■ What is needed:
Collect each line of the records containing the string "fenomeno".
↓
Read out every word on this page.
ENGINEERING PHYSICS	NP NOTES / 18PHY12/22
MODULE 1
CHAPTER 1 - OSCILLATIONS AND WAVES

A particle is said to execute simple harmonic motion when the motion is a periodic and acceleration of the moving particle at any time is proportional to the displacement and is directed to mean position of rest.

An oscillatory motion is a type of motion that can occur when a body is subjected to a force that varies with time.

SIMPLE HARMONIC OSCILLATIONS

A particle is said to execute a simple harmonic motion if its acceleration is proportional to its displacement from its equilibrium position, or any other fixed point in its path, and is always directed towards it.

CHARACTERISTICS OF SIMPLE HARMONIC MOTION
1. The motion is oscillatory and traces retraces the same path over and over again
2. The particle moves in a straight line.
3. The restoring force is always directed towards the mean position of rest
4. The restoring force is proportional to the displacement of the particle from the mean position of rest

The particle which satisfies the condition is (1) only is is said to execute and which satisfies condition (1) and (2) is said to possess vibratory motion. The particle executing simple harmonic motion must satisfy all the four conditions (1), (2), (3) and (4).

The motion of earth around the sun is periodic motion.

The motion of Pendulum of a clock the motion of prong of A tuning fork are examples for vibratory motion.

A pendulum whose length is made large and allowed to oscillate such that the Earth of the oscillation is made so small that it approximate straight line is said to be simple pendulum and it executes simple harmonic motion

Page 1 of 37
↑
↓
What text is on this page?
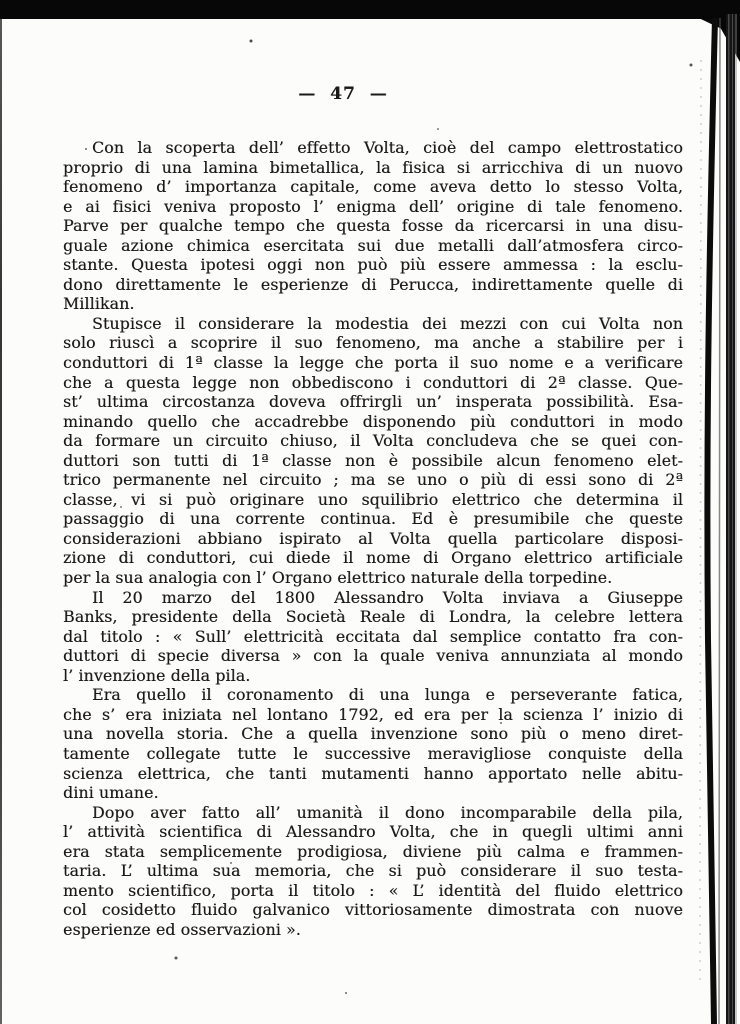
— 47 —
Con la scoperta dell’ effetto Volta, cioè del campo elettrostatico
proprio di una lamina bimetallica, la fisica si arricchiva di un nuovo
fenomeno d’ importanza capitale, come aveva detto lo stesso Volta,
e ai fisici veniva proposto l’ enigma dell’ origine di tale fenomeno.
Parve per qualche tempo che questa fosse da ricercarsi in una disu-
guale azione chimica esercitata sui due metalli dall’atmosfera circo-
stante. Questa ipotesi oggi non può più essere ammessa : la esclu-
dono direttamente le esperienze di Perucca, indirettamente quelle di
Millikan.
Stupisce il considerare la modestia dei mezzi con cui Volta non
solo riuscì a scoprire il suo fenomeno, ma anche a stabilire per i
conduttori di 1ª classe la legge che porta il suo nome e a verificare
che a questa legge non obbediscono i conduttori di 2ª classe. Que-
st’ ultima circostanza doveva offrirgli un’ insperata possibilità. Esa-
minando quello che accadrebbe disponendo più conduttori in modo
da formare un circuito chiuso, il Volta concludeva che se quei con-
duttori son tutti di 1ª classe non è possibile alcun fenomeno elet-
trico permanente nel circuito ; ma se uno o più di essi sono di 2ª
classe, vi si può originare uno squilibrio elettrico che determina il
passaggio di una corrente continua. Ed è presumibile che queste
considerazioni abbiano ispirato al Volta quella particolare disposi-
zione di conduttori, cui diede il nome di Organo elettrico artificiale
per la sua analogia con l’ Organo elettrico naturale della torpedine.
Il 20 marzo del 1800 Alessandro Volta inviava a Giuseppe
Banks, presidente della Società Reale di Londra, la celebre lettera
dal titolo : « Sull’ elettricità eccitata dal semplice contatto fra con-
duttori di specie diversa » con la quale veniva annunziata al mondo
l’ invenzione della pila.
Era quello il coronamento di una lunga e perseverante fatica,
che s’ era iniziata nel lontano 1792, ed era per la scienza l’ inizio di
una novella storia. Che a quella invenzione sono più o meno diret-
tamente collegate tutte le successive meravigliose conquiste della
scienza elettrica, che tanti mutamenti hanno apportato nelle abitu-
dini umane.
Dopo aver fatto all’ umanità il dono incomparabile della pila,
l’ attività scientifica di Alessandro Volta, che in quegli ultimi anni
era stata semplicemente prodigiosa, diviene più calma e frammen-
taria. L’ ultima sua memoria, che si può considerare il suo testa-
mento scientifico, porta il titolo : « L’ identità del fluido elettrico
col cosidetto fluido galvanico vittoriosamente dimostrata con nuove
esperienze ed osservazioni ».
↑
■ Expected output:
fenomeno d’ importanza capitale, come aveva detto lo stesso Volta,
e ai fisici veniva proposto l’ enigma dell’ origine di tale fenomeno.
solo riuscì a scoprire il suo fenomeno, ma anche a stabilire per i
duttori son tutti di 1ª classe non è possibile alcun fenomeno elet-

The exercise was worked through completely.